━━ STORED RECORDS ━━
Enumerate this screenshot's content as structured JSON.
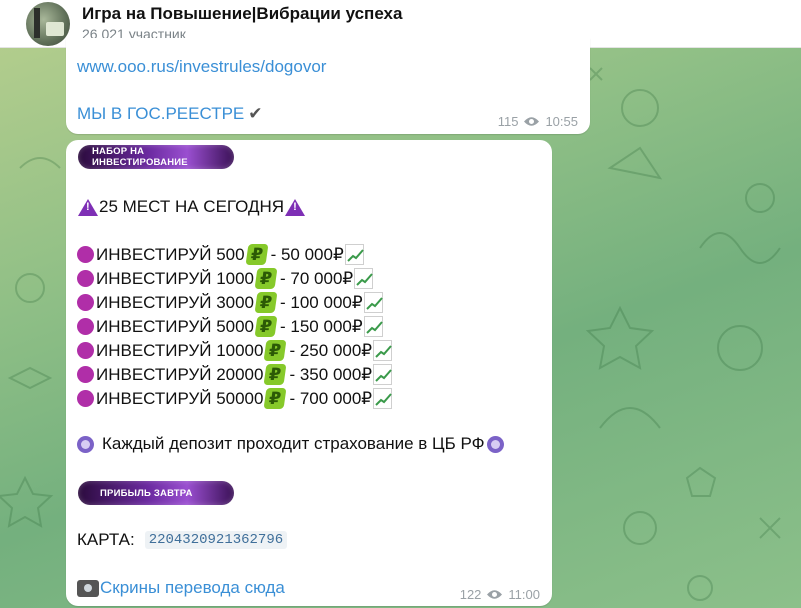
{
  "header": {
    "title": "Игра на Повышение|Вибрации успеха",
    "subtitle": "26 021 участник"
  },
  "message1": {
    "link": "www.ooo.rus/investrules/dogovor",
    "reestr": "МЫ В ГОС.РЕЕСТРЕ",
    "check": "✔",
    "views": "115",
    "time": "10:55"
  },
  "message2": {
    "tag1": "НАБОР НА ИНВЕСТИРОВАНИЕ",
    "headline": "25 МЕСТ НА СЕГОДНЯ",
    "ruble_glyph": "₽",
    "offers": [
      {
        "invest": "ИНВЕСТИРУЙ 500",
        "result": " -  50 000₽"
      },
      {
        "invest": "ИНВЕСТИРУЙ 1000",
        "result": " - 70 000₽"
      },
      {
        "invest": "ИНВЕСТИРУЙ 3000",
        "result": " - 100 000₽"
      },
      {
        "invest": "ИНВЕСТИРУЙ 5000",
        "result": " - 150 000₽"
      },
      {
        "invest": "ИНВЕСТИРУЙ 10000",
        "result": " - 250 000₽"
      },
      {
        "invest": "ИНВЕСТИРУЙ 20000",
        "result": " - 350 000₽"
      },
      {
        "invest": "ИНВЕСТИРУЙ 50000",
        "result": " - 700 000₽"
      }
    ],
    "insurance": "Каждый депозит проходит страхование в ЦБ РФ",
    "tag2": "ПРИБЫЛЬ ЗАВТРА",
    "card_label": "КАРТА:",
    "card_number": "2204320921362796",
    "screens_link": "Скрины перевода сюда",
    "views": "122",
    "time": "11:00"
  },
  "colors": {
    "link": "#3a8fd6",
    "accent_purple": "#7e2fb5",
    "background_green": "#8fbf86"
  },
  "icons": [
    "warning-icon",
    "purple-circle-icon",
    "ruble-sign-icon",
    "chart-up-icon",
    "shield-icon",
    "camera-icon",
    "eye-icon",
    "check-mark-icon"
  ]
}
━━━
WORK REQUIRED: Using the records above, output their complete text exactly, minus any images.

PROBLEM SOLUTION:
Enumerate this screenshot's content as structured JSON.
{
  "header": {
    "title": "Игра на Повышение|Вибрации успеха",
    "subtitle": "26 021 участник"
  },
  "message1": {
    "link": "www.ooo.rus/investrules/dogovor",
    "reestr": "МЫ В ГОС.РЕЕСТРЕ",
    "check": "✔",
    "views": "115",
    "time": "10:55"
  },
  "message2": {
    "tag1": "НАБОР НА ИНВЕСТИРОВАНИЕ",
    "headline": "25 МЕСТ НА СЕГОДНЯ",
    "ruble_glyph": "₽",
    "offers": [
      {
        "invest": "ИНВЕСТИРУЙ 500",
        "result": " -  50 000₽"
      },
      {
        "invest": "ИНВЕСТИРУЙ 1000",
        "result": " - 70 000₽"
      },
      {
        "invest": "ИНВЕСТИРУЙ 3000",
        "result": " - 100 000₽"
      },
      {
        "invest": "ИНВЕСТИРУЙ 5000",
        "result": " - 150 000₽"
      },
      {
        "invest": "ИНВЕСТИРУЙ 10000",
        "result": " - 250 000₽"
      },
      {
        "invest": "ИНВЕСТИРУЙ 20000",
        "result": " - 350 000₽"
      },
      {
        "invest": "ИНВЕСТИРУЙ 50000",
        "result": " - 700 000₽"
      }
    ],
    "insurance": "Каждый депозит проходит страхование в ЦБ РФ",
    "tag2": "ПРИБЫЛЬ ЗАВТРА",
    "card_label": "КАРТА:",
    "card_number": "2204320921362796",
    "screens_link": "Скрины перевода сюда",
    "views": "122",
    "time": "11:00"
  },
  "colors": {
    "link": "#3a8fd6",
    "accent_purple": "#7e2fb5",
    "background_green": "#8fbf86"
  },
  "icons": [
    "warning-icon",
    "purple-circle-icon",
    "ruble-sign-icon",
    "chart-up-icon",
    "shield-icon",
    "camera-icon",
    "eye-icon",
    "check-mark-icon"
  ]
}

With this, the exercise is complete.